[begin Information shown]

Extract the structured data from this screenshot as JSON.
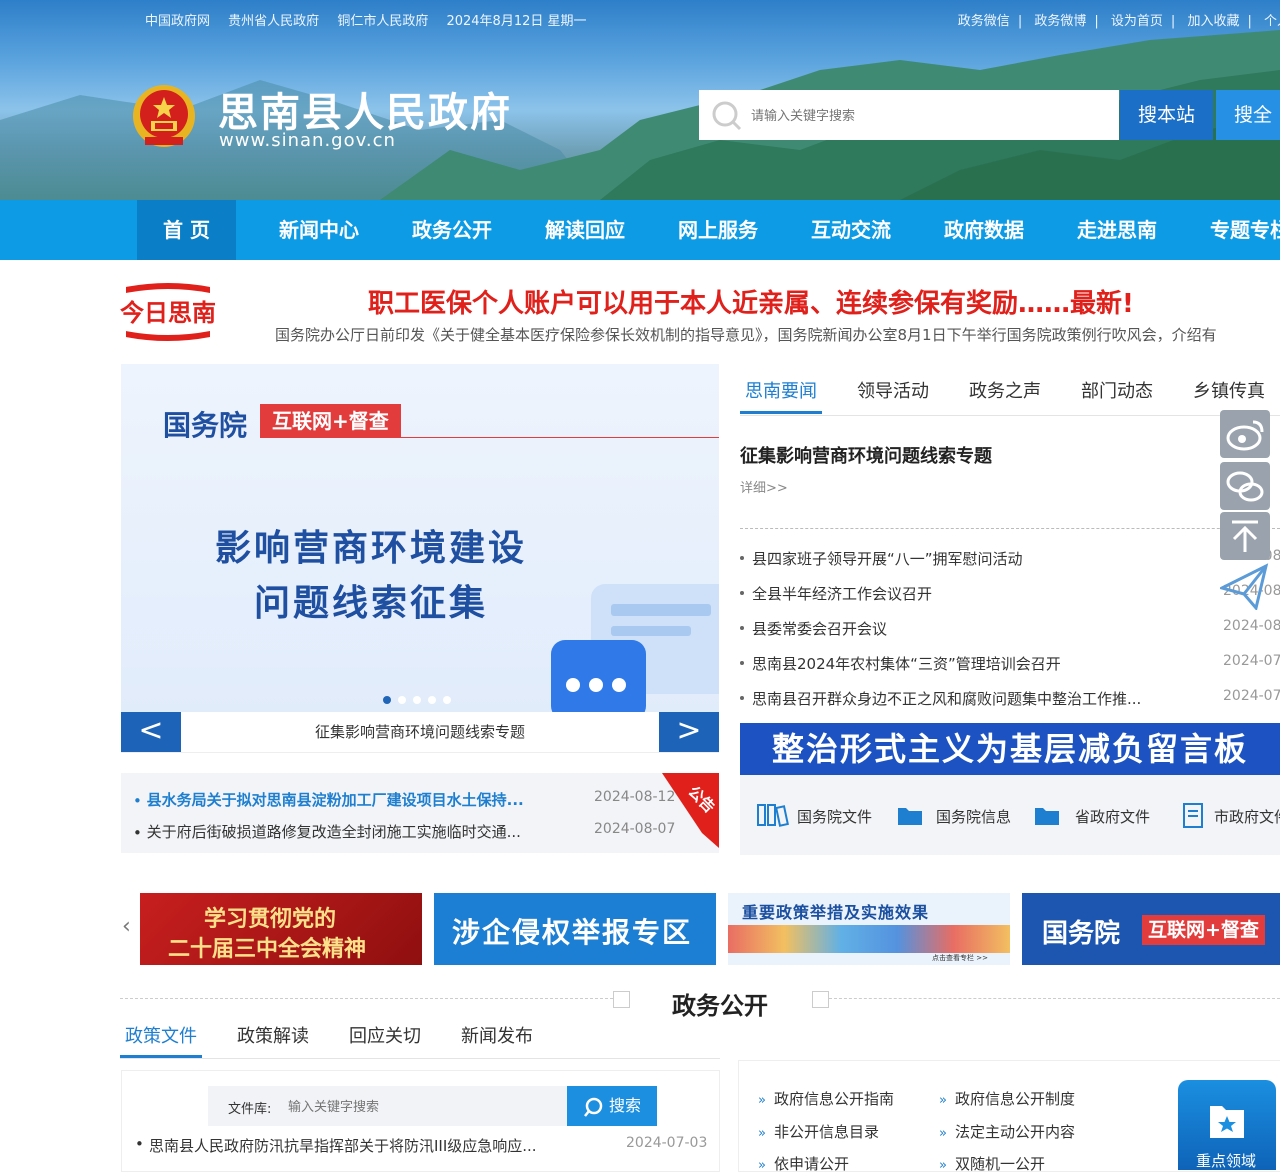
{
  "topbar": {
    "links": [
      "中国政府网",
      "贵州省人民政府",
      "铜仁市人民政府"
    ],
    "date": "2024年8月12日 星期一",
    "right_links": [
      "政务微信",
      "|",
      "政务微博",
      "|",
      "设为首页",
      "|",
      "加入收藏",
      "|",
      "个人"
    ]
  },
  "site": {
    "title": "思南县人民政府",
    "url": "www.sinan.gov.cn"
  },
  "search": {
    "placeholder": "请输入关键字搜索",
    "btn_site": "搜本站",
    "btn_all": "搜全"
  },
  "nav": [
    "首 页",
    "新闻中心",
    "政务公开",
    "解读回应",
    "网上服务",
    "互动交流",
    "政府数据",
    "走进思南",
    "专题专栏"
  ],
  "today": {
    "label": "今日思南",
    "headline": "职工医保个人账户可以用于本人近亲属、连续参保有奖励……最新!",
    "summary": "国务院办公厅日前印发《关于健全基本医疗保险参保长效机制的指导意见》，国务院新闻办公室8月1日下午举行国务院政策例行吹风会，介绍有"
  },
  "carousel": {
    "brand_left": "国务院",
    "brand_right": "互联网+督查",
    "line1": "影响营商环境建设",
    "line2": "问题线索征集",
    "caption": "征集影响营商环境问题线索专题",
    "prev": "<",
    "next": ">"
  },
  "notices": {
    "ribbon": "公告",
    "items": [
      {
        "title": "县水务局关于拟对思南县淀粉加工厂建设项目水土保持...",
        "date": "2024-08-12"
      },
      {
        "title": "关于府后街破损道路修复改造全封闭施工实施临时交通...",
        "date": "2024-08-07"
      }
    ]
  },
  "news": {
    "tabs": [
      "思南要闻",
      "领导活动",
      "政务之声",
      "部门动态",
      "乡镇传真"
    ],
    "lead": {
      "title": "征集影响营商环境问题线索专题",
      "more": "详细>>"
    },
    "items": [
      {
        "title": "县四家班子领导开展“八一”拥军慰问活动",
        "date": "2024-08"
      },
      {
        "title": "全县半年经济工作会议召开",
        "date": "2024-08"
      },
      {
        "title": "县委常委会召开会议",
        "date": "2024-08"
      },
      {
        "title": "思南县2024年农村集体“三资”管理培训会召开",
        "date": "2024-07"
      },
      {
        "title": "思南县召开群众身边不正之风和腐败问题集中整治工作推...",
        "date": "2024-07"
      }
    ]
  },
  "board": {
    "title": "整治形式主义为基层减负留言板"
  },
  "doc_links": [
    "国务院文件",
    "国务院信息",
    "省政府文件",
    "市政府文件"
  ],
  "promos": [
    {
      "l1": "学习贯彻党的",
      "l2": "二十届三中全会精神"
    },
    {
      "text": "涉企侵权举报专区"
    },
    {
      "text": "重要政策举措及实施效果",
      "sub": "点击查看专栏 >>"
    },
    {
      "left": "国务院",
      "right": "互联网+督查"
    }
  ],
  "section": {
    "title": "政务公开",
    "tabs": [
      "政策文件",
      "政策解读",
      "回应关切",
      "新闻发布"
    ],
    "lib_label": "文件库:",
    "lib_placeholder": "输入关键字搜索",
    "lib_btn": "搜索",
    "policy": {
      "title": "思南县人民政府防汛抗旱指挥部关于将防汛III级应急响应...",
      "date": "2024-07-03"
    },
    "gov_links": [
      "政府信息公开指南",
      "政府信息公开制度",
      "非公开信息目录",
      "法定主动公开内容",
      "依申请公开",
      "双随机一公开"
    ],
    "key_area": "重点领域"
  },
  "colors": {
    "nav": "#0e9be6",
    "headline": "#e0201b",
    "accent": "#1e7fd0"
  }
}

[end Information shown]
[begin Information shown]

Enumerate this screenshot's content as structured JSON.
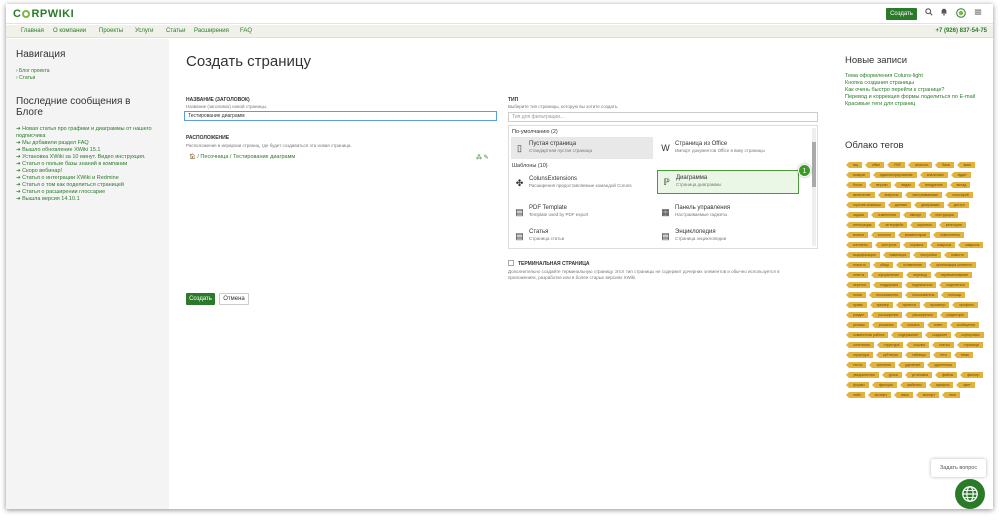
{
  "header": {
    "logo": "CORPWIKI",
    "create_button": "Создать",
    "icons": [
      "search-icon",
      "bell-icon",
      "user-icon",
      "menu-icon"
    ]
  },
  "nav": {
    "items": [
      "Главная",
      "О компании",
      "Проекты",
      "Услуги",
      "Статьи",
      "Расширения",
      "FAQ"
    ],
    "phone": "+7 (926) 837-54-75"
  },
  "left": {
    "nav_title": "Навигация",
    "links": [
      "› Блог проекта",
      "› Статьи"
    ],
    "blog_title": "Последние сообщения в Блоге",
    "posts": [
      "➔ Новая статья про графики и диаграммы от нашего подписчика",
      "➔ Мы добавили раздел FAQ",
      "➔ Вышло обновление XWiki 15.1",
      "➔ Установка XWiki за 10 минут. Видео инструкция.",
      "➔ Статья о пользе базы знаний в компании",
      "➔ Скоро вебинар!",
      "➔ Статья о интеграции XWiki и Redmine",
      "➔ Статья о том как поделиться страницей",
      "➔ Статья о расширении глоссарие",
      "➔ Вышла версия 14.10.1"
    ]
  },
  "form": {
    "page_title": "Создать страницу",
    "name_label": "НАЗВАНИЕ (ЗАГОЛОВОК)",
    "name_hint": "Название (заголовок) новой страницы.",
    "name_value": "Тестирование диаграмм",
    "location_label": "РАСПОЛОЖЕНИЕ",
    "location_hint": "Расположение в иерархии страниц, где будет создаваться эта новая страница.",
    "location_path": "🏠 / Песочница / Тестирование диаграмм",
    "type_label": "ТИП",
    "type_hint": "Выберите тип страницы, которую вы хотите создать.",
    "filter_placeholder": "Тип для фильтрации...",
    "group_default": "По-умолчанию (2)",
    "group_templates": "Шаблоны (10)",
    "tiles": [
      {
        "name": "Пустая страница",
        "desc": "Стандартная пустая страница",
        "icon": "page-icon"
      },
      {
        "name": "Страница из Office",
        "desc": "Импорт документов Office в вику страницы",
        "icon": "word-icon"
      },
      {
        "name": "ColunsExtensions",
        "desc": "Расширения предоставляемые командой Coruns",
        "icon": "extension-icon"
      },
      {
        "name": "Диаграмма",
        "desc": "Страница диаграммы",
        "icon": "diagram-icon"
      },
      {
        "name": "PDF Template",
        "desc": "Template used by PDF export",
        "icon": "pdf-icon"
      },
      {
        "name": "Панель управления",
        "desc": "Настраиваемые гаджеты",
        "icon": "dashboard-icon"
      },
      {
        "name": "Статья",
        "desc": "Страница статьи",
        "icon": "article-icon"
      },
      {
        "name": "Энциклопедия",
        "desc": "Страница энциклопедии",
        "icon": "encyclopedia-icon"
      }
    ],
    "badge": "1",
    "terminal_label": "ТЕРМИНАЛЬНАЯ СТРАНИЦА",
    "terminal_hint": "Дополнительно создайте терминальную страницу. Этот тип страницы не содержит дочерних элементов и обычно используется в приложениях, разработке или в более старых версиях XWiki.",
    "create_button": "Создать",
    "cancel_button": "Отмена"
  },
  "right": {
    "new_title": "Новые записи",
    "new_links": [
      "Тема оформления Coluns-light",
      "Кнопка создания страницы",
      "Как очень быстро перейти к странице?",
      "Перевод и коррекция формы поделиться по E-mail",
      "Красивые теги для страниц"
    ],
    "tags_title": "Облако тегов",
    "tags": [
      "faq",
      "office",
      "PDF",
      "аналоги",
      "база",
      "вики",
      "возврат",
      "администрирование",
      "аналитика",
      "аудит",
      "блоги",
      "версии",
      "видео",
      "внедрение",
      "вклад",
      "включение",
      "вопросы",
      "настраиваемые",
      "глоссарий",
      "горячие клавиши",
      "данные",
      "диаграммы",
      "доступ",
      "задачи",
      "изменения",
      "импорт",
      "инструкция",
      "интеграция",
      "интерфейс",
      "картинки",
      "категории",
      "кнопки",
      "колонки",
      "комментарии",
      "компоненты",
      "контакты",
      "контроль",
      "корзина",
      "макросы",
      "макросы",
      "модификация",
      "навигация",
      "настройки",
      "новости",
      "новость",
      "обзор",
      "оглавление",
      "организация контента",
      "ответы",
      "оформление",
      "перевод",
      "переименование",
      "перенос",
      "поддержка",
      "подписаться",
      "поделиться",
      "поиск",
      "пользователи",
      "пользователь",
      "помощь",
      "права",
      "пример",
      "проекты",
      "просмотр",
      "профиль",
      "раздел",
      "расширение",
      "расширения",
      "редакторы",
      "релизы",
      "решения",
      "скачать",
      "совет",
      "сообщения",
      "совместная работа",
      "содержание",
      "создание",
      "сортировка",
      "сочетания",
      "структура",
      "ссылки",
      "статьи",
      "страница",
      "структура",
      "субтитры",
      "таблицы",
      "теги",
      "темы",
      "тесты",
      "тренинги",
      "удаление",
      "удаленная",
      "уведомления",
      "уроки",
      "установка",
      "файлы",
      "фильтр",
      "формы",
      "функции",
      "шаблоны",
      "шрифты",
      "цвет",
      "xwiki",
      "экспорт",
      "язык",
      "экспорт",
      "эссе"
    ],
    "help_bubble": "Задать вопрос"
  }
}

[end Information shown]
[begin Information shown]

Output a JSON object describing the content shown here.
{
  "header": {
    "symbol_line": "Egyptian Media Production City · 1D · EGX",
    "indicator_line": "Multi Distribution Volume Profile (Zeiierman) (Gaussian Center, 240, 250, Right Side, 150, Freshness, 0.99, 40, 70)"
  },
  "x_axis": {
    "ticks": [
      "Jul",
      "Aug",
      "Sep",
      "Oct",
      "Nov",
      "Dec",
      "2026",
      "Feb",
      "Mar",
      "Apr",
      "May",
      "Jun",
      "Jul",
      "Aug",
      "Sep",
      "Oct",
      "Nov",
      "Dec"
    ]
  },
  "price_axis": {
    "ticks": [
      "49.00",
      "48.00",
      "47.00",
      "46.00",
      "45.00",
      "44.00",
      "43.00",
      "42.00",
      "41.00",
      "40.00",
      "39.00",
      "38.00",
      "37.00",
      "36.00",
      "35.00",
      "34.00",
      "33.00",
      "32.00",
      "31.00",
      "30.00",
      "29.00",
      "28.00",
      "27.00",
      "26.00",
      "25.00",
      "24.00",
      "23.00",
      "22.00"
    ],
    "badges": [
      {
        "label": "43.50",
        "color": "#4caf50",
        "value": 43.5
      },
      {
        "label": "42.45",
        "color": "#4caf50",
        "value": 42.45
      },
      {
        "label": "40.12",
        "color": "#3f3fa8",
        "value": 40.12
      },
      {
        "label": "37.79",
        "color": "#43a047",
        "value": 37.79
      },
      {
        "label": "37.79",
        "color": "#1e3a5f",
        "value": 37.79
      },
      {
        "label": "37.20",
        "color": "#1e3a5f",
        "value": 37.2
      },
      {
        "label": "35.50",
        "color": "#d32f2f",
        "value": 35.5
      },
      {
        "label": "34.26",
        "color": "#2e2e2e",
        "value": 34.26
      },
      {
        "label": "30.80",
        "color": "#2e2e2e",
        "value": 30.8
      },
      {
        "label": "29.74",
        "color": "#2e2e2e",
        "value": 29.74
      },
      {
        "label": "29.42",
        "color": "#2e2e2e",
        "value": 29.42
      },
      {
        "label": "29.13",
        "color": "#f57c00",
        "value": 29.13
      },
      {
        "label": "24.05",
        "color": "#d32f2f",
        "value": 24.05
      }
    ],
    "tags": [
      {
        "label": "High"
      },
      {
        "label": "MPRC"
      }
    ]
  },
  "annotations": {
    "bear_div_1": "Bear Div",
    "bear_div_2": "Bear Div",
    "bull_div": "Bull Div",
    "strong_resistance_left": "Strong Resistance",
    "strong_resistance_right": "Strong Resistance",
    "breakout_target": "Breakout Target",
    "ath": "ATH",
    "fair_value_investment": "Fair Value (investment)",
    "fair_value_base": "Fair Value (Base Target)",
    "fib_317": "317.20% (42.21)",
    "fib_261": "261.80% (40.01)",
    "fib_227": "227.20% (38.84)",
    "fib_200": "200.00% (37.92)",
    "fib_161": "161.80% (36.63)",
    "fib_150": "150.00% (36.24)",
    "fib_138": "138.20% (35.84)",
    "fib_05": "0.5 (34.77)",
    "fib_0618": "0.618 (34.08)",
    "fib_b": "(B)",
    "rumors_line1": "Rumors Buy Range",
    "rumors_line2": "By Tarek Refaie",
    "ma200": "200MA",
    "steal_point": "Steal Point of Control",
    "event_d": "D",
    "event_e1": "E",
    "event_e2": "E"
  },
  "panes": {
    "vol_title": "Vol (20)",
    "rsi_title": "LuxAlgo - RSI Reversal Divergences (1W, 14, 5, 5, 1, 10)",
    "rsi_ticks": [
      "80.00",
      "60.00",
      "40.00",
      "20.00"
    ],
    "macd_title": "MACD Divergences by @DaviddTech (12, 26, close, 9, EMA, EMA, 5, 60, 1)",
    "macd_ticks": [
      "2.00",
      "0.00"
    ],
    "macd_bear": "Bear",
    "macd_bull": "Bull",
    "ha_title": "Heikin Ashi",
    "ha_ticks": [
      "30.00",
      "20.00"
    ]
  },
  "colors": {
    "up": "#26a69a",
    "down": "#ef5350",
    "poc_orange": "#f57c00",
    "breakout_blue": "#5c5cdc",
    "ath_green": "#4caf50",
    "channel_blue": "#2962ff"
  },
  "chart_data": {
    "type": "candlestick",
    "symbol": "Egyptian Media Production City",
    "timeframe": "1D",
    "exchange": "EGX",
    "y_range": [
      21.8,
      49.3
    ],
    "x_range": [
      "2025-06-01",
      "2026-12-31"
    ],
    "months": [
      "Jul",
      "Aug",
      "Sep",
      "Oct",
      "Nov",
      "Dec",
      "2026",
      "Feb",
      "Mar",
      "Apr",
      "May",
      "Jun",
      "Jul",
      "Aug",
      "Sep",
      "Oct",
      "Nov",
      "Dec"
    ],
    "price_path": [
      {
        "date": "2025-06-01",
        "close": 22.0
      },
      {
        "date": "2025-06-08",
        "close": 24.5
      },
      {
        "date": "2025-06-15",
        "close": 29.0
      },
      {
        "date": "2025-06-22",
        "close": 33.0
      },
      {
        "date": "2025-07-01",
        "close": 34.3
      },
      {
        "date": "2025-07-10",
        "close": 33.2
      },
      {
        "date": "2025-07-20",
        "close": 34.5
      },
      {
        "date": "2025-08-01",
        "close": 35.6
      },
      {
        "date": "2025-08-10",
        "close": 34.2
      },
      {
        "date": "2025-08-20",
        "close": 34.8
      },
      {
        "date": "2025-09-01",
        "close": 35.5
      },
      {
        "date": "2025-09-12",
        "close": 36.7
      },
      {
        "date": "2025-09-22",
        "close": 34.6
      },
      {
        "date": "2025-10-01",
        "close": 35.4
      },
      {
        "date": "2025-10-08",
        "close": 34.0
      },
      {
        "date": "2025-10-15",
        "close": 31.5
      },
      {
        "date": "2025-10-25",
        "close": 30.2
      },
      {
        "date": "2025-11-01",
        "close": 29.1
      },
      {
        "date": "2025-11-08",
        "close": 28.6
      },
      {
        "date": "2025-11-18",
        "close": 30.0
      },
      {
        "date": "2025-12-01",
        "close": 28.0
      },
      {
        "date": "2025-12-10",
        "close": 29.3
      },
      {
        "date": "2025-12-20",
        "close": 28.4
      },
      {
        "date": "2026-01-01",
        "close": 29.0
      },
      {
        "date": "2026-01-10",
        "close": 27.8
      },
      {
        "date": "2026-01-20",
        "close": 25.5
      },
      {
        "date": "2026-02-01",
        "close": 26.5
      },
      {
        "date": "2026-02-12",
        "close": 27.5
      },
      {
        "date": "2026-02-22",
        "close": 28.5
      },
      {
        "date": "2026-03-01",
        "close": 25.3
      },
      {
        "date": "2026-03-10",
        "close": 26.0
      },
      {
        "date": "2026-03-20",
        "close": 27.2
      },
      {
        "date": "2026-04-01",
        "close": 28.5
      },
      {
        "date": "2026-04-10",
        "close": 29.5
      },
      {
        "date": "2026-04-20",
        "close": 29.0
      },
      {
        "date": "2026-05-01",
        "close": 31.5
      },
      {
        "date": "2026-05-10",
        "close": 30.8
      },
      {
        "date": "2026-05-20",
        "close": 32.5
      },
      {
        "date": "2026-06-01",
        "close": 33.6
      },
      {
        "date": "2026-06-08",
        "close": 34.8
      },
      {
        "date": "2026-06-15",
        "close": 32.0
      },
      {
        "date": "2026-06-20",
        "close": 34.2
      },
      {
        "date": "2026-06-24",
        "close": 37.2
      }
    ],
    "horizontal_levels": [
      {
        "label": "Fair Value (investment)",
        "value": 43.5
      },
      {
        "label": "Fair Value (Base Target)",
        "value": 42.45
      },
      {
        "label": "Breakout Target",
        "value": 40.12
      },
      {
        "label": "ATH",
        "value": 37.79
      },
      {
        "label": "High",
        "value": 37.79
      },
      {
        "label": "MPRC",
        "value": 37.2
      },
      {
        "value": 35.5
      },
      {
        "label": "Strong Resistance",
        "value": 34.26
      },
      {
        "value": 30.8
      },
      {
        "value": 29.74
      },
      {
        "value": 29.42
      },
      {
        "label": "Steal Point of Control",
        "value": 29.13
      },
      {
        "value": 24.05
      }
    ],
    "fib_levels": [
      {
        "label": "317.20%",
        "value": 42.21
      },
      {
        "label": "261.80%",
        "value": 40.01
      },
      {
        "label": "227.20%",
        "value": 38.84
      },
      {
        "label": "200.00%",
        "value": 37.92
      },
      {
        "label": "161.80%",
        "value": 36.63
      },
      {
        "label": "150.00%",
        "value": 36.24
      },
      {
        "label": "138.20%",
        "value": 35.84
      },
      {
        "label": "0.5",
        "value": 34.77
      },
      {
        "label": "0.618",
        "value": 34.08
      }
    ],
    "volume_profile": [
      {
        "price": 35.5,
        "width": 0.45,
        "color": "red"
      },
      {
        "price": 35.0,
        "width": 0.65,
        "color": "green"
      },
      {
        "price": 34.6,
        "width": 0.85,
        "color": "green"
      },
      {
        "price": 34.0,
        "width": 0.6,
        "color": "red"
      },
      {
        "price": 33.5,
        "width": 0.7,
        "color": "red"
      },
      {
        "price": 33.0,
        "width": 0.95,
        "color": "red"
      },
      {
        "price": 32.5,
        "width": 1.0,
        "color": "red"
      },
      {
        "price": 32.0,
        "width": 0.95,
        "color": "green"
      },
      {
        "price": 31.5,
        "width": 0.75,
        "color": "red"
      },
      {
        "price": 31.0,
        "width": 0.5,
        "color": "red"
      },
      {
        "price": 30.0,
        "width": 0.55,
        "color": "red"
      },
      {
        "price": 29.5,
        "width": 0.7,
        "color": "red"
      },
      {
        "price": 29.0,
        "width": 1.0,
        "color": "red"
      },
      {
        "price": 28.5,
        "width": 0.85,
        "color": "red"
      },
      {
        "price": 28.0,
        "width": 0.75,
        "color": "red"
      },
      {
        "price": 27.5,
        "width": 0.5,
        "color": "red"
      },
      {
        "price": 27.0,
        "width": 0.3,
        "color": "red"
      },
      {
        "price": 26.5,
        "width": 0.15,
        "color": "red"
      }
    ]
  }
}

[end Information shown]

Exercise instructions: Copy all lines from the material that include "JSON".

Complete answer:
Extract the structured data from this screenshot as JSON.
Enumerate this screenshot's content as structured JSON.
Output a JSON object describing the content shown here.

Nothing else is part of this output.